Reproduce the listing below word for word, with no pictures.

━━━━━━━━━━

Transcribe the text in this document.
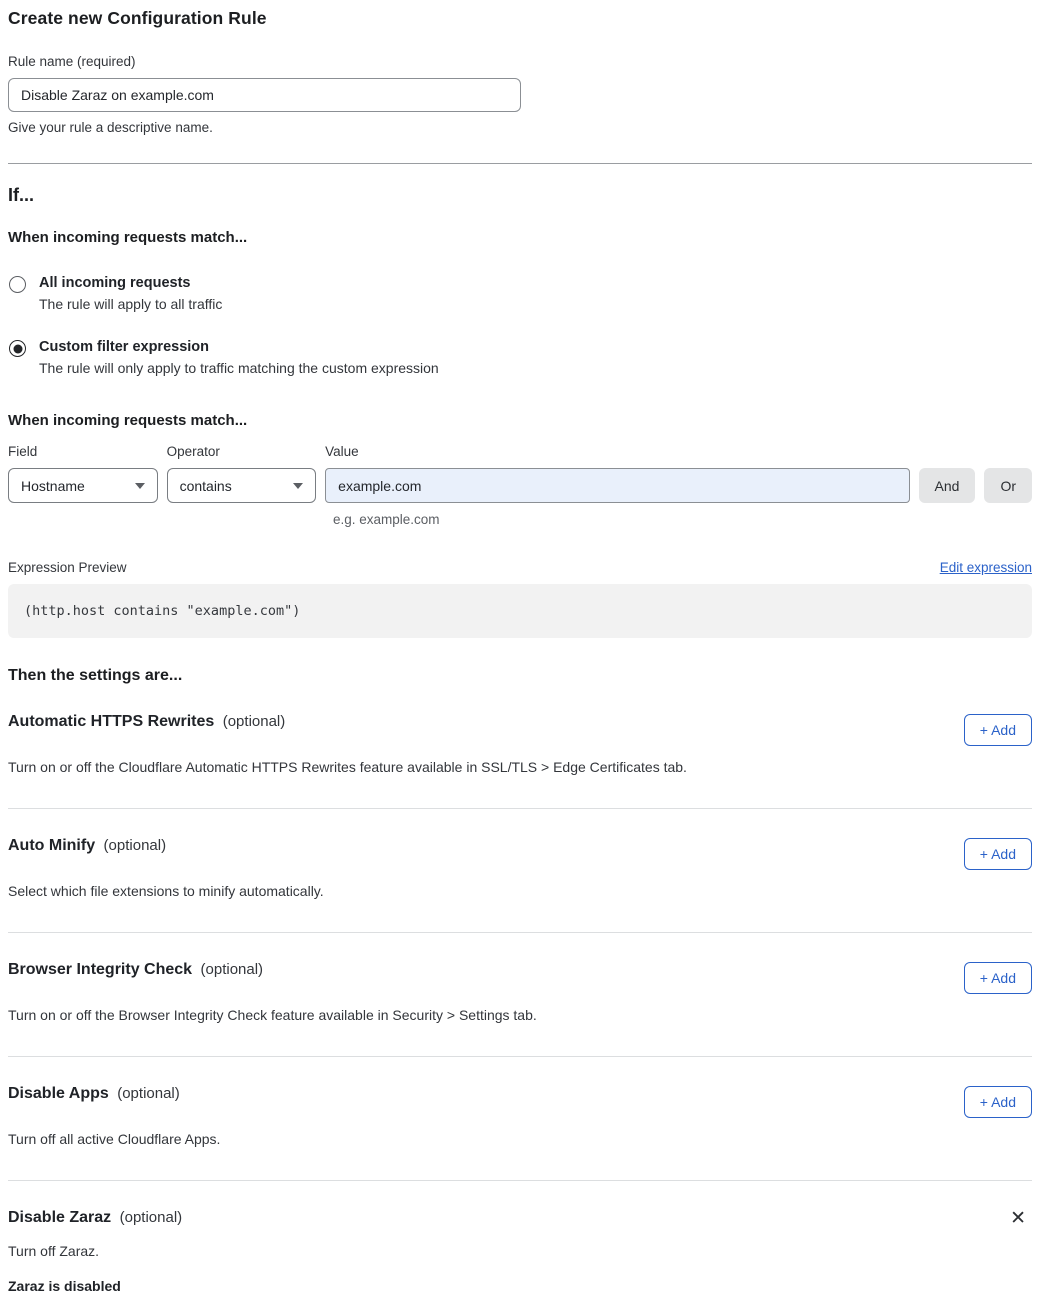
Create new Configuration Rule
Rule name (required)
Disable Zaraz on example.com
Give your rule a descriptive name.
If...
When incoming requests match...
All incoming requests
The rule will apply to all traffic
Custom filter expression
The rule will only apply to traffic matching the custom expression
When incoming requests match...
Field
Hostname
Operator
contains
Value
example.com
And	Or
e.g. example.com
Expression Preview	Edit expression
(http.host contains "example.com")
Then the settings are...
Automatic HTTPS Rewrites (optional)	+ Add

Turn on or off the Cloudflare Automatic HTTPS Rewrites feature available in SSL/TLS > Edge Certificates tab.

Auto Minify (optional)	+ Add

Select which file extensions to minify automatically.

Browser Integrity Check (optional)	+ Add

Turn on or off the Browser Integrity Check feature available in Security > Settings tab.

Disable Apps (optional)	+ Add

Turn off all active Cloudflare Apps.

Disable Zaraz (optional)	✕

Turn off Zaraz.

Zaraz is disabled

━━━━━━━━━━

Result for this exercise:
Transcribe the text in this document.
Create new Configuration Rule
Rule name (required)
Disable Zaraz on example.com
Give your rule a descriptive name.
If...
When incoming requests match...
All incoming requests
The rule will apply to all traffic
Custom filter expression
The rule will only apply to traffic matching the custom expression
When incoming requests match...
Field
Hostname
Operator
contains
Value
example.com
And	Or
e.g. example.com
Expression Preview	Edit expression
(http.host contains "example.com")
Then the settings are...
Automatic HTTPS Rewrites (optional)	+ Add

Turn on or off the Cloudflare Automatic HTTPS Rewrites feature available in SSL/TLS > Edge Certificates tab.

Auto Minify (optional)	+ Add

Select which file extensions to minify automatically.

Browser Integrity Check (optional)	+ Add

Turn on or off the Browser Integrity Check feature available in Security > Settings tab.

Disable Apps (optional)	+ Add

Turn off all active Cloudflare Apps.

Disable Zaraz (optional)	✕

Turn off Zaraz.

Zaraz is disabled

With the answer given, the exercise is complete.